ATI Multi-VPU up and running. . .

Xmas said:
One big advantage of an alternate tile rendering approach is the inherent load balancing, so the software doesn't have to do that.

Doesn't AFR accomplish that as well tho? And ATI already has experience with that.
 
sireric said:
The R3xx and the R4xx have a rather interesting way of tiling things. Our setup unit sorts primitives into tiles, based on their area coverage. Some primitives fall into 1 tile, some into a few, some cover lots. Each of our backend pixel pipes is given tiles of work. The tiles themselves are programmable in size (well, powers of 2), but, surprisingly, we haven't found that changing their size changes performance that much (within reason). Most likely due to the fact that with high res displays, most primitives are large. There is a sweet spot in the performance at 16, and that hasn't changed in some time. Even the current X800 use 16, though I think we need to revisit that at some point in the future. Possibly on a per application basis, different tile sizes would benefit things. On our long list of things to investigate.

* [WHAT IS ASKED]
1. In the ATI tiling thread:
(a) What does Xmas name as one big advantage of an alternate tile rendering approach?
(b) Which approach does the reply to Xmas suggest might accomplish the same thing?
(c) At what tile size does sireric say there is a sweet spot in performance?
2. Resume the ATI tiling thread, picking up right after its last sentence.
The data isn't needed for any of this; work from the ATI tiling thread alone.

* [SOURCE EXCERPT]
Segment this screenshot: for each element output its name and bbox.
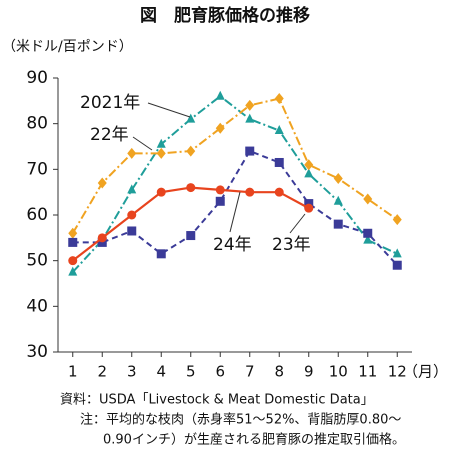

* [ANSWERS TO EACH TASK]
1.
(a) Inherent load balancing, so the software doesn't have to do it.
(b) AFR.
(c) 16.

2.
Anyway, each pipe has huge load balancing fifos on their inputs, that match up to the tiles that they own. Each pipe is a full MIMD and can operate on different polygons, and, in fact, can be hundreds of polygons off from others. The downside of that is memory coherence of the different pipes. Increasing tile size would improve this, but also requires larger load balancing. Our current setup seems reasonably optimal, but reviewing that, performance wise, is on the list of things to do at some point. We've artificially lowered the size of our load balancing fifos, and never notice a performance difference, so we feel, for current apps, at least, that we are well over-designed.

In general, we have no issues keeping all our units busy, given the current polygons. I could imagine that if you did single pixel triangles in one tile over and over, that performance could drop due to tiling, but memory efficiency would shoot up, so it's unclear that performance overall would be hurt. The distribution of load accross all these tiles is pretty much ideal, for all the cases we've tested. Super tiling is built on top of this, to distribute work accross multiple chips.
As well, just like other vendors, we have advance sequences that distribute alu work load to our units, allocate registers and sequence all the operations that need to be done, in a dynamic way. That's really a basic requirement of doing shading processing. This is rarely the issue for performance.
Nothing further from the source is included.